| Directions for this task |
Within the material below, find each line bearing the word "ご来店予約" and present it.

| Recorded data |
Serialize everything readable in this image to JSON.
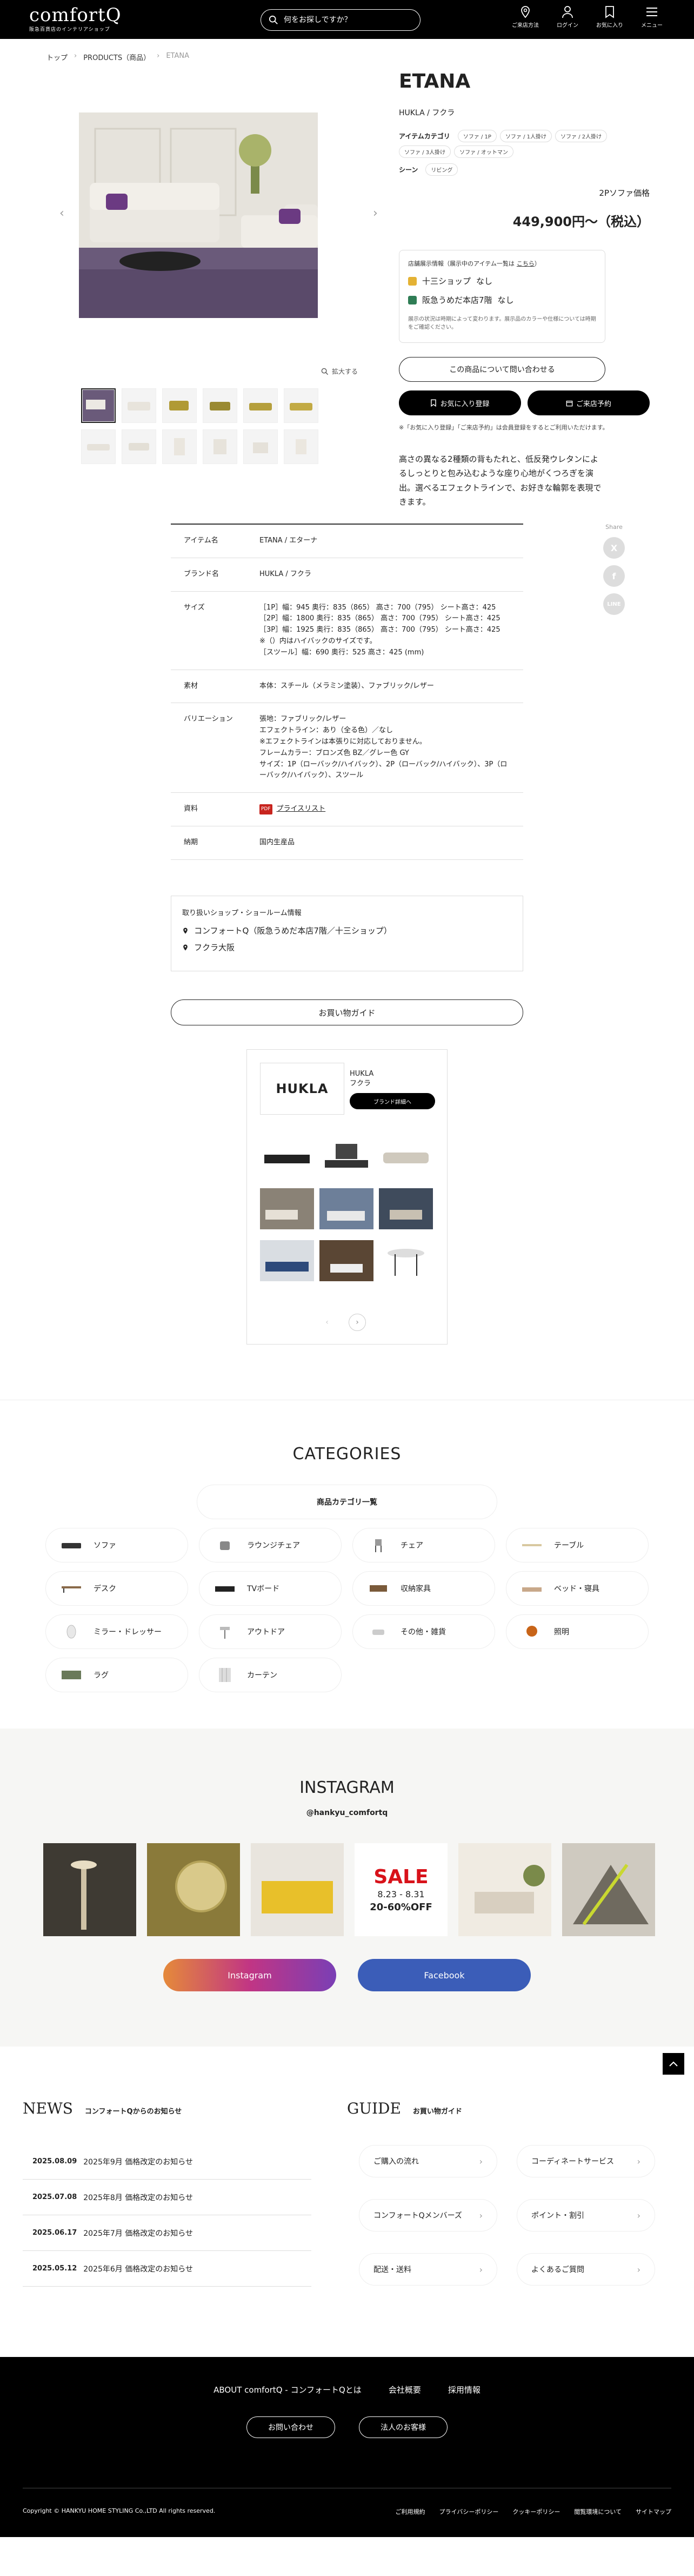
{
  "header": {
    "logo": "comfortQ",
    "logo_sub": "阪急百貨店のインテリアショップ",
    "search_placeholder": "何をお探しですか？",
    "nav": [
      {
        "label": "ご来店方法",
        "icon": "map-pin-icon"
      },
      {
        "label": "ログイン",
        "icon": "user-icon"
      },
      {
        "label": "お気に入り",
        "icon": "bookmark-icon"
      },
      {
        "label": "メニュー",
        "icon": "menu-icon"
      }
    ]
  },
  "breadcrumb": [
    "トップ",
    "PRODUCTS（商品）",
    "ETANA"
  ],
  "product": {
    "title": "ETANA",
    "brand": "HUKLA / フクラ",
    "category_label": "アイテムカテゴリ",
    "categories": [
      "ソファ / 1P",
      "ソファ / 1人掛け",
      "ソファ / 2人掛け",
      "ソファ / 3人掛け",
      "ソファ / オットマン"
    ],
    "scene_label": "シーン",
    "scenes": [
      "リビング"
    ],
    "zoom_label": "拡大する",
    "price_label": "2Pソファ価格",
    "price": "449,900円〜（税込）",
    "stock_title": "店舗展示情報（展示中のアイテム一覧は",
    "stock_link": "こちら",
    "stock_title_end": "）",
    "stock": [
      {
        "shop": "十三ショップ",
        "status": "なし",
        "color": "#e4b234"
      },
      {
        "shop": "阪急うめだ本店7階",
        "status": "なし",
        "color": "#2f7d55"
      }
    ],
    "stock_note": "展示の状況は時期によって変わります。展示品のカラーや仕様については時期をご確認ください。",
    "inquiry": "この商品について問い合わせる",
    "favorite": "お気に入り登録",
    "visit": "ご来店予約",
    "fav_note": "※「お気に入り登録」「ご来店予約」は会員登録をするとご利用いただけます。",
    "description": "高さの異なる2種類の背もたれと、低反発ウレタンによるしっとりと包み込むような座り心地がくつろぎを演出。選べるエフェクトラインで、お好きな輪郭を表現できます。"
  },
  "specs": [
    {
      "k": "アイテム名",
      "v": [
        "ETANA / エターナ"
      ]
    },
    {
      "k": "ブランド名",
      "v": [
        "HUKLA / フクラ"
      ]
    },
    {
      "k": "サイズ",
      "v": [
        "［1P］幅：945 奥行：835（865） 高さ：700（795） シート高さ：425",
        "［2P］幅：1800 奥行：835（865） 高さ：700（795） シート高さ：425",
        "［3P］幅：1925 奥行：835（865） 高さ：700（795） シート高さ：425",
        "※（）内はハイバックのサイズです。",
        "［スツール］幅：690 奥行：525 高さ：425 (mm)"
      ]
    },
    {
      "k": "素材",
      "v": [
        "本体：スチール（メラミン塗装）、ファブリック/レザー"
      ]
    },
    {
      "k": "バリエーション",
      "v": [
        "張地：ファブリック/レザー",
        "エフェクトライン：あり（全る色）／なし",
        "※エフェクトラインは本張りに対応しておりません。",
        "フレームカラー：ブロンズ色 BZ／グレー色 GY",
        "サイズ：1P（ローバック/ハイバック）、2P（ローバック/ハイバック）、3P（ローバック/ハイバック）、スツール"
      ]
    },
    {
      "k": "資料",
      "v": [
        "プライスリスト"
      ]
    },
    {
      "k": "納期",
      "v": [
        "国内生産品"
      ]
    }
  ],
  "share_label": "Share",
  "shop": {
    "title": "取り扱いショップ・ショールーム情報",
    "rows": [
      "コンフォートQ（阪急うめだ本店7階／十三ショップ）",
      "フクラ大阪"
    ]
  },
  "guide_button": "お買い物ガイド",
  "brand_card": {
    "logo": "HUKLA",
    "name_en": "HUKLA",
    "name_jp": "フクラ",
    "button": "ブランド詳細へ"
  },
  "categories": {
    "title": "CATEGORIES",
    "tab": "商品カテゴリ一覧",
    "items": [
      "ソファ",
      "ラウンジチェア",
      "チェア",
      "テーブル",
      "デスク",
      "TVボード",
      "収納家具",
      "ベッド・寝具",
      "ミラー・ドレッサー",
      "アウトドア",
      "その他・雑貨",
      "照明",
      "ラグ",
      "カーテン"
    ]
  },
  "instagram": {
    "title": "INSTAGRAM",
    "handle": "@hankyu_comfortq",
    "sale_text": "SALE",
    "sale_date": "8.23 - 8.31",
    "sale_off": "20-60%OFF",
    "btn_ig": "Instagram",
    "btn_fb": "Facebook"
  },
  "news": {
    "title": "NEWS",
    "subtitle": "コンフォートQからのお知らせ",
    "items": [
      {
        "date": "2025.08.09",
        "text": "2025年9月 価格改定のお知らせ"
      },
      {
        "date": "2025.07.08",
        "text": "2025年8月 価格改定のお知らせ"
      },
      {
        "date": "2025.06.17",
        "text": "2025年7月 価格改定のお知らせ"
      },
      {
        "date": "2025.05.12",
        "text": "2025年6月 価格改定のお知らせ"
      }
    ]
  },
  "guide": {
    "title": "GUIDE",
    "subtitle": "お買い物ガイド",
    "items": [
      "ご購入の流れ",
      "コーディネートサービス",
      "コンフォートQメンバーズ",
      "ポイント・割引",
      "配送・送料",
      "よくあるご質問"
    ]
  },
  "footer": {
    "links": [
      "ABOUT comfortQ - コンフォートQとは",
      "会社概要",
      "採用情報"
    ],
    "buttons": [
      "お問い合わせ",
      "法人のお客様"
    ],
    "copyright": "Copyright © HANKYU HOME STYLING Co.,LTD All rights reserved.",
    "sublinks": [
      "ご利用規約",
      "プライバシーポリシー",
      "クッキーポリシー",
      "閲覧環境について",
      "サイトマップ"
    ]
  }
}
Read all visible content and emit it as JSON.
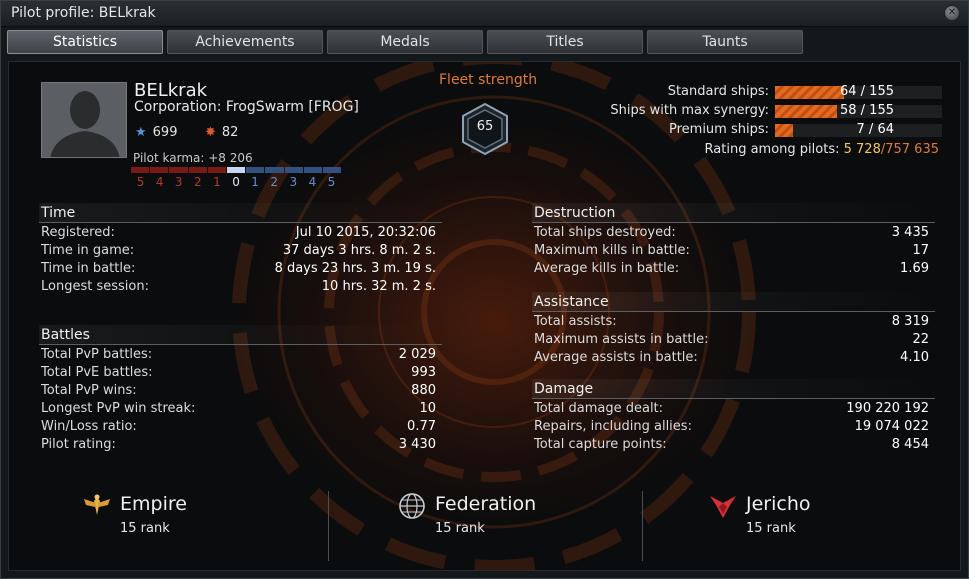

| Output for this exercise |
    "visit": "ご来店予約",
    "fav_note": "※「お気に入り登録」「ご来店予約」は会員登録をするとご利用いただけます。",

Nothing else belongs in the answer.